> **Required actions**
a. Retype the text on few-shot setups below, from "Intent: help" to "Output JSON only.".
b. In the text on few-shot setups below, which labels may the intent classification assign to a user message?
c. Write what comes next in the text on few-shot setups below, picking up right after its last line.

> **Text under study**
* * * * * * * * *

Concrete few-shot setups for the highest-volume use cases.

Email-tone rewrite

text
Rewrite the email below to be warm, professional, and action-oriented.
Keep all facts the same. Match the style of the examples.

Original: "We received your invoice. Will pay net 30."
Rewrite: "Thanks for sending the invoice — we have it on file and will process payment on our standard net-30 terms. Reach out if anything's needed in the meantime!"

Original: "Meeting cancelled. Reschedule."
Rewrite: "Apologies for the late notice — I need to cancel today's meeting. Could we look at finding a new time later this week? I'll send a few options shortly."

Original: "Bug fixed in v2.3."
Rewrite: "Good news — the bug you reported has been fixed and is rolling out in v2.3. Let us know if you continue to see the issue!"

Original: "{user_text}"
Rewrite:

Closed-list intent classification

text
Classify the user message into ONE of: cancel, change, status, help, other.
Reply with the label only.

User: "I want to cancel my subscription."
Intent: cancel

User: "Can I change my plan from monthly to yearly?"
Intent: change

User: "Where's my order?"
Intent: status

User: "How does the trial work?"
Intent: help

User: "Tell me about the weather."
Intent: other

User: "{user_message}"
Intent:

Structured extraction with worked examples

text
Extract the fields below as JSON. Output JSON only.

Text: "Alice Dev paid $42.50 at Acme Coffee on 2025-04-12 at 9:14am."
JSON: {"amount": 42.50, "currency": "USD", "merchant": "Acme Coffee", "date": "2025-04-12", "time": "09:14"}

Text: "Refund of 1,250.00 EUR to card ending 4242 on 2025-04-14."
JSON: {"amount": 1250.00, "currency": "EUR", "type": "refund", "card_last4": "4242", "date": "2025-04-14"}

Text: "{user_text}"

* * * * * * * * *

> **Given information**

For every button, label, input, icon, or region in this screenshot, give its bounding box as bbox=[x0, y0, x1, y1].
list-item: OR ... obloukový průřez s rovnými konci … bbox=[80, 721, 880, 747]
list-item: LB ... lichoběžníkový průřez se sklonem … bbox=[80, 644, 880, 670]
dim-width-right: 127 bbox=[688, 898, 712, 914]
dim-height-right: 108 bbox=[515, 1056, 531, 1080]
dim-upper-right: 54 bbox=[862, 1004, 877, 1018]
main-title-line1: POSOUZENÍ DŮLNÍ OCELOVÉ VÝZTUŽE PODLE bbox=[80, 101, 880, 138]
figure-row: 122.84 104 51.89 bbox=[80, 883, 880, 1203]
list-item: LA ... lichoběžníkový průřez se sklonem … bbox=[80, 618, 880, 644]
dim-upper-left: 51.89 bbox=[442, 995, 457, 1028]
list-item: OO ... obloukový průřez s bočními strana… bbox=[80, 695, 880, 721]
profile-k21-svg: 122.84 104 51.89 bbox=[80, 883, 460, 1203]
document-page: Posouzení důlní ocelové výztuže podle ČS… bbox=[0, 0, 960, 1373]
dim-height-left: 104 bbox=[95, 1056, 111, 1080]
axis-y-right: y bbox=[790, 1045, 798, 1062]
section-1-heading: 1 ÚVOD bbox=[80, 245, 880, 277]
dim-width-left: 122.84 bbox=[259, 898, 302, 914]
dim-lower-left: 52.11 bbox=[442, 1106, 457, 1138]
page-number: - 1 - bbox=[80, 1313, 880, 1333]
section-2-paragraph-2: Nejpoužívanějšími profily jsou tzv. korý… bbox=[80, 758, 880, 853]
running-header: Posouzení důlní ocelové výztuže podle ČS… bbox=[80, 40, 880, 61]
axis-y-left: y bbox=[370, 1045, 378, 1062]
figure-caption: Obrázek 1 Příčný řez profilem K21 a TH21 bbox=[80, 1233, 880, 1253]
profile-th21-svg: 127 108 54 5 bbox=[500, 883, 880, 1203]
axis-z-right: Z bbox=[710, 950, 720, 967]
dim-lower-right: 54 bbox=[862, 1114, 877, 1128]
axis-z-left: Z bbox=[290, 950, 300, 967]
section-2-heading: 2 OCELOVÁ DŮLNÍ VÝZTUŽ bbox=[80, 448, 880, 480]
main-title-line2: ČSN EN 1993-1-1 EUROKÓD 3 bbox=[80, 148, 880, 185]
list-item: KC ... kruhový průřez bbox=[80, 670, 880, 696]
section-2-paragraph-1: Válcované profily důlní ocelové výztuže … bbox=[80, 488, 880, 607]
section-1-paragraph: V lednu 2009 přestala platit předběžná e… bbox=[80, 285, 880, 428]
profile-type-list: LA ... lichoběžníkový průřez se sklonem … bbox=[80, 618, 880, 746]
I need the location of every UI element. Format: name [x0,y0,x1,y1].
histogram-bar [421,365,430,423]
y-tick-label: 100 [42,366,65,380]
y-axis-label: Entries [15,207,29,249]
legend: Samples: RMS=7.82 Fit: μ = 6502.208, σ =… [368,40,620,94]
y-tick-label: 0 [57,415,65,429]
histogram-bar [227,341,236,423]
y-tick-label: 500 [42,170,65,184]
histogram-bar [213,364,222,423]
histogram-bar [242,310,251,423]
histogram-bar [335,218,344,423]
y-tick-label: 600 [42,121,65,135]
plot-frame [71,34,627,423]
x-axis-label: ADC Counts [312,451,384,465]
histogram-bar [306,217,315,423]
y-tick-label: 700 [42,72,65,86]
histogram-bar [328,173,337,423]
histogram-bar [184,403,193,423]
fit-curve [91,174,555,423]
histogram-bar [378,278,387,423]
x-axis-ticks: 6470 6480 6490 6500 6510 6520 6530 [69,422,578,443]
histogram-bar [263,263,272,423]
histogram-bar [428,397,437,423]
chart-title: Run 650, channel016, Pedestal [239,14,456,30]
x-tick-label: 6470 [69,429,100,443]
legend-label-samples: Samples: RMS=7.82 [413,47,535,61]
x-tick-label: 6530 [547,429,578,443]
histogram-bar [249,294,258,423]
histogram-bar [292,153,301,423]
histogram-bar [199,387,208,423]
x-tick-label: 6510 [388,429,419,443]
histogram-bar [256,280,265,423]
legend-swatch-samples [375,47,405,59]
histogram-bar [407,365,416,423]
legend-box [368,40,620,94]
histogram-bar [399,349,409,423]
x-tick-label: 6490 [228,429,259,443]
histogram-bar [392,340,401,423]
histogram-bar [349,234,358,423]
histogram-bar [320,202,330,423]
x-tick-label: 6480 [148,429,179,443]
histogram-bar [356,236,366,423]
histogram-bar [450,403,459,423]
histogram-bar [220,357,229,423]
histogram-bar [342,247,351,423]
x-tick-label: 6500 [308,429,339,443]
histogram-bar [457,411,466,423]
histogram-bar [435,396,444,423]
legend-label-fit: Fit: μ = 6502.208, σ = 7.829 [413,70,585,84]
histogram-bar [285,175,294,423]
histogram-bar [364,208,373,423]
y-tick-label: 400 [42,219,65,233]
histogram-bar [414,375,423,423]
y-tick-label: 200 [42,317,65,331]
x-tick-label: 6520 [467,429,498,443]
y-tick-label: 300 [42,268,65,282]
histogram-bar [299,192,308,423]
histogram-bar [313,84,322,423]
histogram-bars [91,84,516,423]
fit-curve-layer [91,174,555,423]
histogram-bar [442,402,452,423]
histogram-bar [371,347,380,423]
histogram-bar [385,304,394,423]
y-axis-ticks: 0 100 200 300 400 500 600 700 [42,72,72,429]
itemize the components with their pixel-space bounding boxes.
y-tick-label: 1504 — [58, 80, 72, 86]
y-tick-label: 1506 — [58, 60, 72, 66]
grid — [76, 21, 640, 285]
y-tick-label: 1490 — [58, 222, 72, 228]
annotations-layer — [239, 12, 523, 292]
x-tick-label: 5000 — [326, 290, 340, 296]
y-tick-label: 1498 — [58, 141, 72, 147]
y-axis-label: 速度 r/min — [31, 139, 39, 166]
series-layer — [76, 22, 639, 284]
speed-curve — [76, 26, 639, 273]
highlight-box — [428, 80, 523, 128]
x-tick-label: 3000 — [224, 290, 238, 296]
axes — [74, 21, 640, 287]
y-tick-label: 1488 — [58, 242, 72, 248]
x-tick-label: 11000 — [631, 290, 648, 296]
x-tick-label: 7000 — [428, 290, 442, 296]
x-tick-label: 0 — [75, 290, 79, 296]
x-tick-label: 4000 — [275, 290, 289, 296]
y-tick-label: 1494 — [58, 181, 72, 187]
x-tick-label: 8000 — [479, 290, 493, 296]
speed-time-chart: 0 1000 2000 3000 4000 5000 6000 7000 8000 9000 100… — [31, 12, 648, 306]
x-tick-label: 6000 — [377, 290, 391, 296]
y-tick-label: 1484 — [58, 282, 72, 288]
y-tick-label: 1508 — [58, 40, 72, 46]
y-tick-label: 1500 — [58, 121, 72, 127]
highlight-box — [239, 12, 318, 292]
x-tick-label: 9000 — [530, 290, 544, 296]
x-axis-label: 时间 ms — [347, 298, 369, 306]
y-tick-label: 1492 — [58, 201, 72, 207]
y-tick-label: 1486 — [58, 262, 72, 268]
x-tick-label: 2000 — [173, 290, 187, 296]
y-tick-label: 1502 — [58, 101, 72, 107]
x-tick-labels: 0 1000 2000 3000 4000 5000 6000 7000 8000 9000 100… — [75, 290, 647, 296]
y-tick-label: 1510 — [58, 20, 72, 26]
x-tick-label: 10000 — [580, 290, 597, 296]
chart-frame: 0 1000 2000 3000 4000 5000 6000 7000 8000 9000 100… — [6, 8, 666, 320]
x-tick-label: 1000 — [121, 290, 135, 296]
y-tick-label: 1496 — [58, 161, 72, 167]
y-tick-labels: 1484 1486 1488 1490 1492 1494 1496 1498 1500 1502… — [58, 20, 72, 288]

* * * * * * * * *

> **Answers below**
a.
Intent: help

User: "Tell me about the weather."
Intent: other

User: "{user_message}"
Intent:

Structured extraction with worked examples

text
Extract the fields below as JSON. Output JSON only.

b. cancel, change, status, help, other

c.
JSON:

Dynamic SQL generation

python
sql_pool = [
    {"input": "Show me the top 5 customers by revenue", "output": "SELECT customer_id, SUM(amount) AS revenue FROM orders GROUP BY customer_id ORDER BY revenue DESC LIMIT 5;"},
    {"input": "How many orders were placed yesterday?", "output": "SELECT COUNT(*) FROM orders WHERE order_date = CURRENT_DATE - 1;"},
    {"input": "List products that have never been ordered", "output": "SELECT p.id, p.name FROM products p LEFT JOIN order_items oi ON oi.product_id = p.id WHERE oi.id IS NULL;"},
    # ... 50+ more
]

bank = ExampleBank(sql_pool)

def text_to_sql(question: str) -> str:
    relevant = bank.select(question, k=5)
    examples_text = "\n".join(
        f"Q: {ex['input']}\nSQL: {ex['output']}\n"
        for ex in relevant
    )
    prompt = f"""Generate SQL for the question below. Match the style of the examples.

{examples_text}

Q: {question}
SQL:"""
    return call_claude(prompt, max_tokens=300, temperature=0.0)

Few-shot for tool use

Few-shot examples also work inside tool descriptions and inside the conversation history before a tool call. The most reliable pattern is to seed the messages list with one or two complete user → assistant(tool_use) → tool_result → assistant(text) cycles before the real user turn — Claude pattern-matches on the cycle structure as readily as on text demonstrations.

python
seeded_messages = [
    {"role": "user", "content": "What's the weather in Paris?"},
    {"role": "assistant", "content": [
        {"type": "text", "text": "I'll check the weather."},
        {"type": "tool_use", "id": "demo_1", "name": "get_weather",
         "input": {"location": "Paris, France", "unit": "celsius"}},
    ]},
    {"role": "user", "content": [
        {"type": "tool_result", "tool_use_id": "demo_1",
         "content": '{"temp": 14, "condition": "rainy"}'},
    ]},
    {"role": "assistant", "content": "The weather in Paris is 14°C and rainy."},
    # Now the real user turn
    {"role": "user", "content": user_question},
]

Demonstration tool-use cycles also teach Claude when NOT to call a tool. Include one example where the user asks something off-topic and the assistant answers without a tool call.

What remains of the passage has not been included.